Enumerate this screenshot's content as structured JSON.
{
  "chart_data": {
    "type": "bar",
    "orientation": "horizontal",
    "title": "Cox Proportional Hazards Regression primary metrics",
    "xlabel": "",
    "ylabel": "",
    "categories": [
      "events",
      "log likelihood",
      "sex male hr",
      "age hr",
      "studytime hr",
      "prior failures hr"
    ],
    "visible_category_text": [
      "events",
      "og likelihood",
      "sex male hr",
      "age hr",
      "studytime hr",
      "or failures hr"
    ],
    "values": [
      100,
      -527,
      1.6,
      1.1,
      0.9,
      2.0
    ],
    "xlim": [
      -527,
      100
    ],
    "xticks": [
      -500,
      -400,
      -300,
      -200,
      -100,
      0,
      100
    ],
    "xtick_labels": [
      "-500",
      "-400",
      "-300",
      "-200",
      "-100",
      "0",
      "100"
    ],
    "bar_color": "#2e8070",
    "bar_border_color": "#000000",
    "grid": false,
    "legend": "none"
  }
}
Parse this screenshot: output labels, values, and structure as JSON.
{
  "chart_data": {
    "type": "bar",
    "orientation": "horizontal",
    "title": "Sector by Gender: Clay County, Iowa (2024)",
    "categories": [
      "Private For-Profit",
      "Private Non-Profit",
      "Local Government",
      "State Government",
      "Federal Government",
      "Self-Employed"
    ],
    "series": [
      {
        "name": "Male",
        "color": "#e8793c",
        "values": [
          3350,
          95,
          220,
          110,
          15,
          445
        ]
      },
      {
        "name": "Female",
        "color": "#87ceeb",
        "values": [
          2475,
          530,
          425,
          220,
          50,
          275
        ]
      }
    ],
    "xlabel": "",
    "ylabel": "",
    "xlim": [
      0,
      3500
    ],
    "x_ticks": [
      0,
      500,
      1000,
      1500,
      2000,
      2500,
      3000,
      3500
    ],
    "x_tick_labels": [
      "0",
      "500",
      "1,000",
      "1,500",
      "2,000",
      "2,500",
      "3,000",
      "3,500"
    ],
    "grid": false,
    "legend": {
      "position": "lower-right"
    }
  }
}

##############################

— TO DO —
Exactly and exclusively, repeat the lines from the line that contains "Parse this screenshot: output" through the end of the records, both ends included.

— SOLUTION BELOW —
Parse this screenshot: output labels, values, and structure as JSON.
{
  "chart_data": {
    "type": "bar",
    "orientation": "horizontal",
    "title": "Sector by Gender: Clay County, Iowa (2024)",
    "categories": [
      "Private For-Profit",
      "Private Non-Profit",
      "Local Government",
      "State Government",
      "Federal Government",
      "Self-Employed"
    ],
    "series": [
      {
        "name": "Male",
        "color": "#e8793c",
        "values": [
          3350,
          95,
          220,
          110,
          15,
          445
        ]
      },
      {
        "name": "Female",
        "color": "#87ceeb",
        "values": [
          2475,
          530,
          425,
          220,
          50,
          275
        ]
      }
    ],
    "xlabel": "",
    "ylabel": "",
    "xlim": [
      0,
      3500
    ],
    "x_ticks": [
      0,
      500,
      1000,
      1500,
      2000,
      2500,
      3000,
      3500
    ],
    "x_tick_labels": [
      "0",
      "500",
      "1,000",
      "1,500",
      "2,000",
      "2,500",
      "3,000",
      "3,500"
    ],
    "grid": false,
    "legend": {
      "position": "lower-right"
    }
  }
}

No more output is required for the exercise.